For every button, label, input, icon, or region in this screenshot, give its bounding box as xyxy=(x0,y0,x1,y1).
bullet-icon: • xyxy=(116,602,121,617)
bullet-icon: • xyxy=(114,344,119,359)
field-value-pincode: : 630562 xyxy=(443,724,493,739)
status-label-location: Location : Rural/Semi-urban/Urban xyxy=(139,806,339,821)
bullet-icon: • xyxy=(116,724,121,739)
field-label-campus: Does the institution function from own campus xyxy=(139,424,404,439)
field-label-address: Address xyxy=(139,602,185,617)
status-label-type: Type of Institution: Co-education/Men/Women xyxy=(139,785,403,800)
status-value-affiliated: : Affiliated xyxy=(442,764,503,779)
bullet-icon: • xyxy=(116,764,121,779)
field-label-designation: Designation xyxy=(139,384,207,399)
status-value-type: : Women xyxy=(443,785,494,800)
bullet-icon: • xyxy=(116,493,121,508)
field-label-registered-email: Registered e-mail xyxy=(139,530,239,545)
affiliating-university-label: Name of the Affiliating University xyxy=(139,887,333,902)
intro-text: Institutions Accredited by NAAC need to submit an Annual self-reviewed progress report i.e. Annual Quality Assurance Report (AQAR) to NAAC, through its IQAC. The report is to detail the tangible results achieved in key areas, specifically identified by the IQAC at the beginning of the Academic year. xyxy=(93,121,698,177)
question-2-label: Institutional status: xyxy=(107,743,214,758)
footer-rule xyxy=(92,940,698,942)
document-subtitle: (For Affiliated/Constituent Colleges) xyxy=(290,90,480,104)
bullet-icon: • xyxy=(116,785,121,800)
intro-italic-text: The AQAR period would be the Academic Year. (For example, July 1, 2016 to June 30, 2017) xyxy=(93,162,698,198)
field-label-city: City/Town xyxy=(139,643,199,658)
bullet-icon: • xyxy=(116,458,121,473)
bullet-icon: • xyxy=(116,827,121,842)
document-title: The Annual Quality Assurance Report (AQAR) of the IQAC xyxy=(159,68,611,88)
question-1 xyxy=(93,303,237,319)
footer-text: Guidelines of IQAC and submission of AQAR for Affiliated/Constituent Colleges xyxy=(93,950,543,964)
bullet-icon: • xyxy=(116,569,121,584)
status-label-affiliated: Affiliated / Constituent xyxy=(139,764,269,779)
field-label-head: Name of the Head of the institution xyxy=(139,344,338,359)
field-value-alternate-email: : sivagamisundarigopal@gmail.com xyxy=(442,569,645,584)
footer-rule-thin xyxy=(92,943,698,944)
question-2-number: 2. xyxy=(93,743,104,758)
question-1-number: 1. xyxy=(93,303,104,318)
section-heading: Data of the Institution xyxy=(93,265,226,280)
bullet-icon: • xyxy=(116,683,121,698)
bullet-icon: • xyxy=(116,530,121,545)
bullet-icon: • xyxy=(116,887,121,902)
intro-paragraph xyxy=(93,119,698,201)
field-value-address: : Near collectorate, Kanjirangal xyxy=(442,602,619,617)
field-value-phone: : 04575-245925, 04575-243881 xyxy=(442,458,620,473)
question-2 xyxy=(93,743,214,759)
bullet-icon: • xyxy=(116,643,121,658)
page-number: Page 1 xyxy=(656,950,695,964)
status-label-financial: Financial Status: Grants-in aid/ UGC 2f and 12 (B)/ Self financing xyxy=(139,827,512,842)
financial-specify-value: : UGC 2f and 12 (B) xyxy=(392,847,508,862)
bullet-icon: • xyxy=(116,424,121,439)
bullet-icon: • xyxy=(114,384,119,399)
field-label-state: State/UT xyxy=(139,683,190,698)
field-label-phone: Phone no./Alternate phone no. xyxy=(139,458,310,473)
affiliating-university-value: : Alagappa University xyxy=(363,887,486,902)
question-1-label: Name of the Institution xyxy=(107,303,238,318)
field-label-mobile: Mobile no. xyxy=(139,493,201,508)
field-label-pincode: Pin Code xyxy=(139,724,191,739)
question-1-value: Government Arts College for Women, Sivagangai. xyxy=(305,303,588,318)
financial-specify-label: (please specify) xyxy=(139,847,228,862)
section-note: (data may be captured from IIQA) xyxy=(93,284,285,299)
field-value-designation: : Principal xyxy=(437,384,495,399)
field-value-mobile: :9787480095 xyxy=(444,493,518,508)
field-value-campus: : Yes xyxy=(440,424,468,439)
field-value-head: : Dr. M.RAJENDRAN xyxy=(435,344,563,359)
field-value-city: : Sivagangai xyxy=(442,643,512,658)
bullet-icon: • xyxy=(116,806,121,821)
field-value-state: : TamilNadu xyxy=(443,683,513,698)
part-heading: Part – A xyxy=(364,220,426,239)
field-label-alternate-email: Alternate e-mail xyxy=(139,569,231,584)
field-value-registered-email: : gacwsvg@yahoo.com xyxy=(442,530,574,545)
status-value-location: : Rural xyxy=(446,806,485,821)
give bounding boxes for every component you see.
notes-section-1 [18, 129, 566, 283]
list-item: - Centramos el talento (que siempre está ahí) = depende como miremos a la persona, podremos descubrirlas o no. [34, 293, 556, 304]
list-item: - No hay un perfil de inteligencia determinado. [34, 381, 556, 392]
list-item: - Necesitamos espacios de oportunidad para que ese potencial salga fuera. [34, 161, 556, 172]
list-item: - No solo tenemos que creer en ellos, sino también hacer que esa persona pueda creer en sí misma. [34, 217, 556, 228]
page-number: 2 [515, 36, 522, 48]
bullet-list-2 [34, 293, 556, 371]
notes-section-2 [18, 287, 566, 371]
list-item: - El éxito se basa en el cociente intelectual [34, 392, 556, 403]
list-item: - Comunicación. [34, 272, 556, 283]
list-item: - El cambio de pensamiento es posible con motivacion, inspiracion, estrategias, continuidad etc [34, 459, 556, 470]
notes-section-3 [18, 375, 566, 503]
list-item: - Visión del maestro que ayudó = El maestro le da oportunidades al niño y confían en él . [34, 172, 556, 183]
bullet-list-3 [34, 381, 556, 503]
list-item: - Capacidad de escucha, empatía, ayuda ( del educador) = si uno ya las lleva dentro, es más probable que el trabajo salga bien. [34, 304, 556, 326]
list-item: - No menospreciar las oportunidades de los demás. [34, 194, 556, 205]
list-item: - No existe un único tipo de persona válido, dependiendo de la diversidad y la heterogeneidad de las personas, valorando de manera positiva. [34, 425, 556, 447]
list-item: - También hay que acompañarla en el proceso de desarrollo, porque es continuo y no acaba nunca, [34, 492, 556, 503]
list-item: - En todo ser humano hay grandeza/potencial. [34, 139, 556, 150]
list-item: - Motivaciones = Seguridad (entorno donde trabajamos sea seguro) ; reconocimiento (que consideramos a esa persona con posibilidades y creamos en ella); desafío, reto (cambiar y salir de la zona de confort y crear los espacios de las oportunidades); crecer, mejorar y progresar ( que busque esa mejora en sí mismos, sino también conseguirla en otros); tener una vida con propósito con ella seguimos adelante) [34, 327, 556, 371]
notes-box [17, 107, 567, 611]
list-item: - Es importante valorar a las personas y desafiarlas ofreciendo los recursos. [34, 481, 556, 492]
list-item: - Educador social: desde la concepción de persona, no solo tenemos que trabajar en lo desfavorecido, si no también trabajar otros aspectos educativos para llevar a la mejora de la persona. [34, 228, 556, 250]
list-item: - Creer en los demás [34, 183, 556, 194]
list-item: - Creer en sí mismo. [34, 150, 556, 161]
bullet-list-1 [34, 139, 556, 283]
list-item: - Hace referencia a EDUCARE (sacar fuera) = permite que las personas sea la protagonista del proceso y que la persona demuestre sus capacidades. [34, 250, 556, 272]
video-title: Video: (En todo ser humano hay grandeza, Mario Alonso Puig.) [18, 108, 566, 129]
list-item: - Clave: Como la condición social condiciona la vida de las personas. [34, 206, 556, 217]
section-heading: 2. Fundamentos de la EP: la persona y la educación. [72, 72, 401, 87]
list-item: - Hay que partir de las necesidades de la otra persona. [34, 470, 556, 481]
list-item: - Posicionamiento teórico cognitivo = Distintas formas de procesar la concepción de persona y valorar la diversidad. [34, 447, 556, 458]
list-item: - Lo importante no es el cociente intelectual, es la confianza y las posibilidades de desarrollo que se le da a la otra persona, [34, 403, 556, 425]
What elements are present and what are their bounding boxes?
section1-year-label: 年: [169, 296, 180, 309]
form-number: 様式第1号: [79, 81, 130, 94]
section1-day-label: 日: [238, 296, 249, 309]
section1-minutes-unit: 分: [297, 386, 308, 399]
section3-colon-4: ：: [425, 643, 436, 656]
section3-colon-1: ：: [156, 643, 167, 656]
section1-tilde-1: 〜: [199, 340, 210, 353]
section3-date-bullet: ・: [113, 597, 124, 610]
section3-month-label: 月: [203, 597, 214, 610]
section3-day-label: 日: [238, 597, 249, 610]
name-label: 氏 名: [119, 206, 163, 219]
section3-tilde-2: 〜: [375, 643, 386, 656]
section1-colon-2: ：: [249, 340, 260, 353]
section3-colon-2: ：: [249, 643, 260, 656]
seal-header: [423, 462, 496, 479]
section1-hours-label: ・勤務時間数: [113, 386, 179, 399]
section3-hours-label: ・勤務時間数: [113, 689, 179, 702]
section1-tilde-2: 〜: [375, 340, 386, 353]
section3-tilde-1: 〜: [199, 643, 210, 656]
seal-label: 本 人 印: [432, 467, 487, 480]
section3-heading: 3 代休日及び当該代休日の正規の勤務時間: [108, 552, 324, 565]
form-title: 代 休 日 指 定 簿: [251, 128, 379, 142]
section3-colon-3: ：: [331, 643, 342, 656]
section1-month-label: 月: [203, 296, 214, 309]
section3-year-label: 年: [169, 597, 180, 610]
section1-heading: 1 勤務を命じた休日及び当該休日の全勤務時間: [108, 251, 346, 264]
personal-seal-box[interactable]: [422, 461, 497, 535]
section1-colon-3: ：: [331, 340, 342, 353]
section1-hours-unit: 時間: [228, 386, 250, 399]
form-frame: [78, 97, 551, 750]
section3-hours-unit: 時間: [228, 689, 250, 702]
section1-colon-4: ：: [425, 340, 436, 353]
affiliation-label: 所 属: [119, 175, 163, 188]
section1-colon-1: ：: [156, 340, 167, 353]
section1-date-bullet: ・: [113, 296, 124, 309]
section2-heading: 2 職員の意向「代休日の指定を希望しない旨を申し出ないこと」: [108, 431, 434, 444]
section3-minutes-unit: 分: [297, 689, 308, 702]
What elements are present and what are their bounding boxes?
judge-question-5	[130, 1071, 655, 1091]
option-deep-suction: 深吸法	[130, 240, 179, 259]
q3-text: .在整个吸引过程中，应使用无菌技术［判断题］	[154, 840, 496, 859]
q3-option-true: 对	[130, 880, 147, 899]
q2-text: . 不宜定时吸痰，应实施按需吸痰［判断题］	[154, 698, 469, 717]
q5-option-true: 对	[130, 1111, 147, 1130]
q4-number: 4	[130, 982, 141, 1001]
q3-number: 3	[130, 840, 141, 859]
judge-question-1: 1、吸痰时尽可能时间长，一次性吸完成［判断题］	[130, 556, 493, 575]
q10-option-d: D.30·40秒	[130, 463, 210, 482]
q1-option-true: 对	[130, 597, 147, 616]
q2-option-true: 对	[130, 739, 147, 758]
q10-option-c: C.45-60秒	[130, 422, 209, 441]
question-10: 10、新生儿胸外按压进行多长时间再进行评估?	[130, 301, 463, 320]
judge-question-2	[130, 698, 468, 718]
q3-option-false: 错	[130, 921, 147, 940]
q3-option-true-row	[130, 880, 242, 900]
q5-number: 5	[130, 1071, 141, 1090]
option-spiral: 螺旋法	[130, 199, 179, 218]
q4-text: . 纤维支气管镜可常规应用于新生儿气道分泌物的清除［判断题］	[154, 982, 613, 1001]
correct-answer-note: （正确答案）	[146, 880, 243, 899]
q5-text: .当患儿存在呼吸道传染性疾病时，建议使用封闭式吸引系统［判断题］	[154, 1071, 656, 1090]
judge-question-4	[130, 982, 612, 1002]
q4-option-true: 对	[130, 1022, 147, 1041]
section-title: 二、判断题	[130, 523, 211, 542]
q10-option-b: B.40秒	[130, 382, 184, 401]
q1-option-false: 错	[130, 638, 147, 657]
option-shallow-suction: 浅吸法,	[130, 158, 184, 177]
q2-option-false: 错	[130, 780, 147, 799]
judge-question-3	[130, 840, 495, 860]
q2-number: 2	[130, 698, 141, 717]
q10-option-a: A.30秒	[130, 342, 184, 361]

PROMPT ▸
After these lines, lay out as a JSON list of strings, one per line with blank lines omitted, every line from the start of the records through the line holding "status-value-type: : Women", inclusive.

CORRECT OUTPUT ▸
[
  "For every button, label, input, icon, or region in this screenshot, give its bounding box as xyxy=(x0,y0,x1,y1).",
  "bullet-icon: • xyxy=(116,602,121,617)",
  "bullet-icon: • xyxy=(114,344,119,359)",
  "field-value-pincode: : 630562 xyxy=(443,724,493,739)",
  "status-label-location: Location : Rural/Semi-urban/Urban xyxy=(139,806,339,821)",
  "bullet-icon: • xyxy=(116,724,121,739)",
  "field-label-campus: Does the institution function from own campus xyxy=(139,424,404,439)",
  "field-label-address: Address xyxy=(139,602,185,617)",
  "status-label-type: Type of Institution: Co-education/Men/Women xyxy=(139,785,403,800)",
  "status-value-affiliated: : Affiliated xyxy=(442,764,503,779)",
  "bullet-icon: • xyxy=(116,764,121,779)",
  "field-label-designation: Designation xyxy=(139,384,207,399)",
  "status-value-type: : Women xyxy=(443,785,494,800)"
]